▸ **TASK STATEMENT**: Copy the data word for word, keeping every line.

(Dataset excerpt)

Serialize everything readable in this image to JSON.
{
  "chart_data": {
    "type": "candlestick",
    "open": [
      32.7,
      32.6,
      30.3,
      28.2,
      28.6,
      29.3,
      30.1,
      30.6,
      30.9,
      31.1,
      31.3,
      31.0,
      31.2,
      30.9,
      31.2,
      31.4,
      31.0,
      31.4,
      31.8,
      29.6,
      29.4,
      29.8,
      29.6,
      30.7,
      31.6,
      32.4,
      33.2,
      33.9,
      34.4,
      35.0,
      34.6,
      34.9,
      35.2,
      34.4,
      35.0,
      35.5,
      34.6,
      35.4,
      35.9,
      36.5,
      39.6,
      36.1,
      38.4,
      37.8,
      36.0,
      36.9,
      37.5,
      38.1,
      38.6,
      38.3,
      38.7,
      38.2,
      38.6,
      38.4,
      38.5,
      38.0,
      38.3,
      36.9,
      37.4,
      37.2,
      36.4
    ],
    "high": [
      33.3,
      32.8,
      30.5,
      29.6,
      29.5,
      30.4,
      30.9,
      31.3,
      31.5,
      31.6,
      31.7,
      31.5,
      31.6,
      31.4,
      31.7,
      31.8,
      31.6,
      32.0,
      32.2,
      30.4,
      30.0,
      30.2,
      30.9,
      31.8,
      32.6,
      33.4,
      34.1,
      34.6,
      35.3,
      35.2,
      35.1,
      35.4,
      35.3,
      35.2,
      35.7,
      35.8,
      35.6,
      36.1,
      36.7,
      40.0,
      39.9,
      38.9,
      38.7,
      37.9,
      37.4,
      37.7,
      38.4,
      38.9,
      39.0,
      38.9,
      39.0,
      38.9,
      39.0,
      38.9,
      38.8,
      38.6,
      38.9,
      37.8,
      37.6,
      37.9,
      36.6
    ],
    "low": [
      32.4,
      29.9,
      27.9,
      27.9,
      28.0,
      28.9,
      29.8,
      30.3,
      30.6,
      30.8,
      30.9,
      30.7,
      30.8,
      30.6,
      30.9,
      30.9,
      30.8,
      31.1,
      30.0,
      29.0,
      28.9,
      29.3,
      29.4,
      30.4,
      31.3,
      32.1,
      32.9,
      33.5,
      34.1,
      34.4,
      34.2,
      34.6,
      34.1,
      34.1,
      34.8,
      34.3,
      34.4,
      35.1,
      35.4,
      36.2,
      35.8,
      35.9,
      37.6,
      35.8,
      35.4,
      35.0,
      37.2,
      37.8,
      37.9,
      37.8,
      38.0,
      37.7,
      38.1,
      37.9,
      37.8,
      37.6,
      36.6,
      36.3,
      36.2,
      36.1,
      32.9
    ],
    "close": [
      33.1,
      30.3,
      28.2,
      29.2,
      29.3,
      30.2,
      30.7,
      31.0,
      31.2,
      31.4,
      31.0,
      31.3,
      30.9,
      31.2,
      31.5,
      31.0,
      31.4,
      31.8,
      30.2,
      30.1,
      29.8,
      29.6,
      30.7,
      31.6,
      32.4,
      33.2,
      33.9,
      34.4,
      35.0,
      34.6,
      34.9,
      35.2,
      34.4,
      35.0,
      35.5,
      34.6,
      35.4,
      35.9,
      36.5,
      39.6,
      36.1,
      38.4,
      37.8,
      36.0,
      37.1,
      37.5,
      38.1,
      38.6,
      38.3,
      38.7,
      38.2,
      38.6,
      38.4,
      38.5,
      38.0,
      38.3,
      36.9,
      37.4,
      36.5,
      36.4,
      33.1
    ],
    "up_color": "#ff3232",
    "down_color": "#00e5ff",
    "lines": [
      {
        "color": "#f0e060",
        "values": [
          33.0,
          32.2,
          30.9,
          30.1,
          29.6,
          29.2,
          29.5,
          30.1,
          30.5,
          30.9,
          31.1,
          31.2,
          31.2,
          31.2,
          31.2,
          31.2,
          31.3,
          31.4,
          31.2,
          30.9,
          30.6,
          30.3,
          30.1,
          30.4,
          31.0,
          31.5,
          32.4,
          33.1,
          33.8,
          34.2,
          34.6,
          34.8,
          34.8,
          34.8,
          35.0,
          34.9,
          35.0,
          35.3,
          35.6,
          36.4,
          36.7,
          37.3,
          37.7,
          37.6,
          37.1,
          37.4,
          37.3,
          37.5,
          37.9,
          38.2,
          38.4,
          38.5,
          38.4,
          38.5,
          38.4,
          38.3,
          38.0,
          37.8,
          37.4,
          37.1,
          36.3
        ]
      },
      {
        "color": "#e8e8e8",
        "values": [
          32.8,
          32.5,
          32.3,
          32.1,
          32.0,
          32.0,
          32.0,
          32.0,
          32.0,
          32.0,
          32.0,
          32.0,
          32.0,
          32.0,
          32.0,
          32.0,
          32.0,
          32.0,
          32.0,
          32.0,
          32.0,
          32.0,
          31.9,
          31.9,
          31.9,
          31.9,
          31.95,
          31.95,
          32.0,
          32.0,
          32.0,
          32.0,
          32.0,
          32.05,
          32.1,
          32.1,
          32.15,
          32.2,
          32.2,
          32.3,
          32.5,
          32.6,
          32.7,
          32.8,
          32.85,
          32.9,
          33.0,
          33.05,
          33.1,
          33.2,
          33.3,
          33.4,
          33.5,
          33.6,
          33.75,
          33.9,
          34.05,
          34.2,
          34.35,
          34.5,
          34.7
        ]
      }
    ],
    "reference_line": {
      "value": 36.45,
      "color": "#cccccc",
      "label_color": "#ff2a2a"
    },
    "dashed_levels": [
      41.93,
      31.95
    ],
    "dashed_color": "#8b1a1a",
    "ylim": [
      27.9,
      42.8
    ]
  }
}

▸ **FINISHED EXERCISE**:
Serialize everything readable in this image to JSON.
{
  "chart_data": {
    "type": "candlestick",
    "open": [
      32.7,
      32.6,
      30.3,
      28.2,
      28.6,
      29.3,
      30.1,
      30.6,
      30.9,
      31.1,
      31.3,
      31.0,
      31.2,
      30.9,
      31.2,
      31.4,
      31.0,
      31.4,
      31.8,
      29.6,
      29.4,
      29.8,
      29.6,
      30.7,
      31.6,
      32.4,
      33.2,
      33.9,
      34.4,
      35.0,
      34.6,
      34.9,
      35.2,
      34.4,
      35.0,
      35.5,
      34.6,
      35.4,
      35.9,
      36.5,
      39.6,
      36.1,
      38.4,
      37.8,
      36.0,
      36.9,
      37.5,
      38.1,
      38.6,
      38.3,
      38.7,
      38.2,
      38.6,
      38.4,
      38.5,
      38.0,
      38.3,
      36.9,
      37.4,
      37.2,
      36.4
    ],
    "high": [
      33.3,
      32.8,
      30.5,
      29.6,
      29.5,
      30.4,
      30.9,
      31.3,
      31.5,
      31.6,
      31.7,
      31.5,
      31.6,
      31.4,
      31.7,
      31.8,
      31.6,
      32.0,
      32.2,
      30.4,
      30.0,
      30.2,
      30.9,
      31.8,
      32.6,
      33.4,
      34.1,
      34.6,
      35.3,
      35.2,
      35.1,
      35.4,
      35.3,
      35.2,
      35.7,
      35.8,
      35.6,
      36.1,
      36.7,
      40.0,
      39.9,
      38.9,
      38.7,
      37.9,
      37.4,
      37.7,
      38.4,
      38.9,
      39.0,
      38.9,
      39.0,
      38.9,
      39.0,
      38.9,
      38.8,
      38.6,
      38.9,
      37.8,
      37.6,
      37.9,
      36.6
    ],
    "low": [
      32.4,
      29.9,
      27.9,
      27.9,
      28.0,
      28.9,
      29.8,
      30.3,
      30.6,
      30.8,
      30.9,
      30.7,
      30.8,
      30.6,
      30.9,
      30.9,
      30.8,
      31.1,
      30.0,
      29.0,
      28.9,
      29.3,
      29.4,
      30.4,
      31.3,
      32.1,
      32.9,
      33.5,
      34.1,
      34.4,
      34.2,
      34.6,
      34.1,
      34.1,
      34.8,
      34.3,
      34.4,
      35.1,
      35.4,
      36.2,
      35.8,
      35.9,
      37.6,
      35.8,
      35.4,
      35.0,
      37.2,
      37.8,
      37.9,
      37.8,
      38.0,
      37.7,
      38.1,
      37.9,
      37.8,
      37.6,
      36.6,
      36.3,
      36.2,
      36.1,
      32.9
    ],
    "close": [
      33.1,
      30.3,
      28.2,
      29.2,
      29.3,
      30.2,
      30.7,
      31.0,
      31.2,
      31.4,
      31.0,
      31.3,
      30.9,
      31.2,
      31.5,
      31.0,
      31.4,
      31.8,
      30.2,
      30.1,
      29.8,
      29.6,
      30.7,
      31.6,
      32.4,
      33.2,
      33.9,
      34.4,
      35.0,
      34.6,
      34.9,
      35.2,
      34.4,
      35.0,
      35.5,
      34.6,
      35.4,
      35.9,
      36.5,
      39.6,
      36.1,
      38.4,
      37.8,
      36.0,
      37.1,
      37.5,
      38.1,
      38.6,
      38.3,
      38.7,
      38.2,
      38.6,
      38.4,
      38.5,
      38.0,
      38.3,
      36.9,
      37.4,
      36.5,
      36.4,
      33.1
    ],
    "up_color": "#ff3232",
    "down_color": "#00e5ff",
    "lines": [
      {
        "color": "#f0e060",
        "values": [
          33.0,
          32.2,
          30.9,
          30.1,
          29.6,
          29.2,
          29.5,
          30.1,
          30.5,
          30.9,
          31.1,
          31.2,
          31.2,
          31.2,
          31.2,
          31.2,
          31.3,
          31.4,
          31.2,
          30.9,
          30.6,
          30.3,
          30.1,
          30.4,
          31.0,
          31.5,
          32.4,
          33.1,
          33.8,
          34.2,
          34.6,
          34.8,
          34.8,
          34.8,
          35.0,
          34.9,
          35.0,
          35.3,
          35.6,
          36.4,
          36.7,
          37.3,
          37.7,
          37.6,
          37.1,
          37.4,
          37.3,
          37.5,
          37.9,
          38.2,
          38.4,
          38.5,
          38.4,
          38.5,
          38.4,
          38.3,
          38.0,
          37.8,
          37.4,
          37.1,
          36.3
        ]
      },
      {
        "color": "#e8e8e8",
        "values": [
          32.8,
          32.5,
          32.3,
          32.1,
          32.0,
          32.0,
          32.0,
          32.0,
          32.0,
          32.0,
          32.0,
          32.0,
          32.0,
          32.0,
          32.0,
          32.0,
          32.0,
          32.0,
          32.0,
          32.0,
          32.0,
          32.0,
          31.9,
          31.9,
          31.9,
          31.9,
          31.95,
          31.95,
          32.0,
          32.0,
          32.0,
          32.0,
          32.0,
          32.05,
          32.1,
          32.1,
          32.15,
          32.2,
          32.2,
          32.3,
          32.5,
          32.6,
          32.7,
          32.8,
          32.85,
          32.9,
          33.0,
          33.05,
          33.1,
          33.2,
          33.3,
          33.4,
          33.5,
          33.6,
          33.75,
          33.9,
          34.05,
          34.2,
          34.35,
          34.5,
          34.7
        ]
      }
    ],
    "reference_line": {
      "value": 36.45,
      "color": "#cccccc",
      "label_color": "#ff2a2a"
    },
    "dashed_levels": [
      41.93,
      31.95
    ],
    "dashed_color": "#8b1a1a",
    "ylim": [
      27.9,
      42.8
    ]
  }
}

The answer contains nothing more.